** BEGIN Text shown **
The Compensation Committee believes that significant equity interests in the
Company held by key employees responsible for the Company's future growth and
continued success align the interests of shareholders and management, since the
full benefit of the compensation package cannot be realized unless stock
appreciation occurs over a number of years. In the opinion of management, which
is concurred in by the Compensation Committee, there are at present
approximately 30 key employees who fall within that category. Although there is
no target stock ownership level for key employees, in determining the number of
shares to be granted under options, the Compensation Committee takes into
account the amount and value of options currently held, as well as makes a
judgment about the level of contribution already made by and the potential of
such key employees to continue to make contributions to the Company. The
Compensation Committee does not assign relative weights to such factors.
Given Mr. Graham's significant ownership in the Company (see description of
holdings under "Stock Holdings of Certain Beneficial Owners and Management"),
the Compensation Committee has not granted any stock options to Mr. Graham.
In 1996, a non-qualified stock option was granted to each of Mr. Morse, Ms.
Keil and Ms. Daniels with respect to 1,000 shares, each at fair market value
price on the date of the grant. No other stock option awards were granted to the
executives whose compensation is detailed in this proxy statement during 1996.
** END Text shown **
** BEGIN Record set **
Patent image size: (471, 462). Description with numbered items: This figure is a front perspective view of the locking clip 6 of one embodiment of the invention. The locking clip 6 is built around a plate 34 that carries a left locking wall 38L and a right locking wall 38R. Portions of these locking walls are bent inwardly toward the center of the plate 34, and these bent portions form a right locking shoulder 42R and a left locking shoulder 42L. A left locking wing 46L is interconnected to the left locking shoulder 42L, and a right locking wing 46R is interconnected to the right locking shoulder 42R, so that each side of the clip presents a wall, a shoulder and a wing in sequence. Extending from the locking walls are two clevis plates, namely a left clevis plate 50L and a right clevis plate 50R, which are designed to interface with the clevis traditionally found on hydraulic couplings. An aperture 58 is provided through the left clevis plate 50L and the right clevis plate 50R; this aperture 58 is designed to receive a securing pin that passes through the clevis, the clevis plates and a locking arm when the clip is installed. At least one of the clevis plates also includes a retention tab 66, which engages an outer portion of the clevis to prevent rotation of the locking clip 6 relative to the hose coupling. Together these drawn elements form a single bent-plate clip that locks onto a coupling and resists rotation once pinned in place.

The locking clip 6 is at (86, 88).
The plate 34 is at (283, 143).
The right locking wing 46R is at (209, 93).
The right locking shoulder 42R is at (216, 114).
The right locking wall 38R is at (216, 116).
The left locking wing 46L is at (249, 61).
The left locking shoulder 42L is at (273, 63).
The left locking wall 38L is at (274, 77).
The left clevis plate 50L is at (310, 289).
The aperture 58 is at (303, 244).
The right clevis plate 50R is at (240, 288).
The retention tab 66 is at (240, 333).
** END Record set **
● Tasks and exercises
1. In the passage on the Compensation Committee's stock option practices, why has the committee not granted any stock options to Mr. Graham?
2. Continue the passage on the Compensation Committee's stock option practices, starting after its final sentence about 1996 option awards.

● Written answers
1. The committee has not granted him options because of his significant ownership in the Company.

2.
21
<PAGE>
OTHER COMPENSATION PLANS
At various times in the past the Company has adopted certain broad-based
employee benefit plans in which the chief executive officer and the other
individuals whose compensation is detailed in this proxy statement are eligible
to participate on the same terms as non-executive employees who meet applicable
eligibility criteria, subject to applicable legal limitations on the amount of
benefits that may be payable pursuant to those plans. Benefits under the savings
and retirement plans are not tied to Company performance.
For the chief executive officer and certain other senior executives and
managerial employees including the named executives, the Company's Supplemental
Executive Retirement Plan ("SERP") provides tax-deferred accruals of amounts
proportionate to the benefits available to non-highly compensated participants
in the Company's savings and retirement plans, but which exceed benefits
permitted under the Company's plans due to tax law limitations. In 1996 no
amount was accrued for the benefit of Mr. Graham with respect to an employer
credit under the Company's SERP inasmuch as Mr. Graham waived his right for 1996
to maintain a separate unfunded saving plan account under the SERP. The amount
accrued to the named executives are shown in the footnote to the column headed
"All other compensation" in the Summary Compensation Table shown on page 13. The
estimated annual pension amounts set forth in the table on page 16 show the
maximum benefits payable to Mr. Graham and the named executives to the extent
they participate in the basic retirement plan and the supplemental executive
retirement plan. The benefits payable to Mr. Graham and the named executives
under the SERP are determined with reference to compensation including bonuses
under the Annual Incentive Compensation Plan.
In September 1996, the Compensation Committee recommended to the Board of
Directors of the Company the adoption of a voluntary deferred compensation plan
for certain executives, including the executives named in the table on page 13.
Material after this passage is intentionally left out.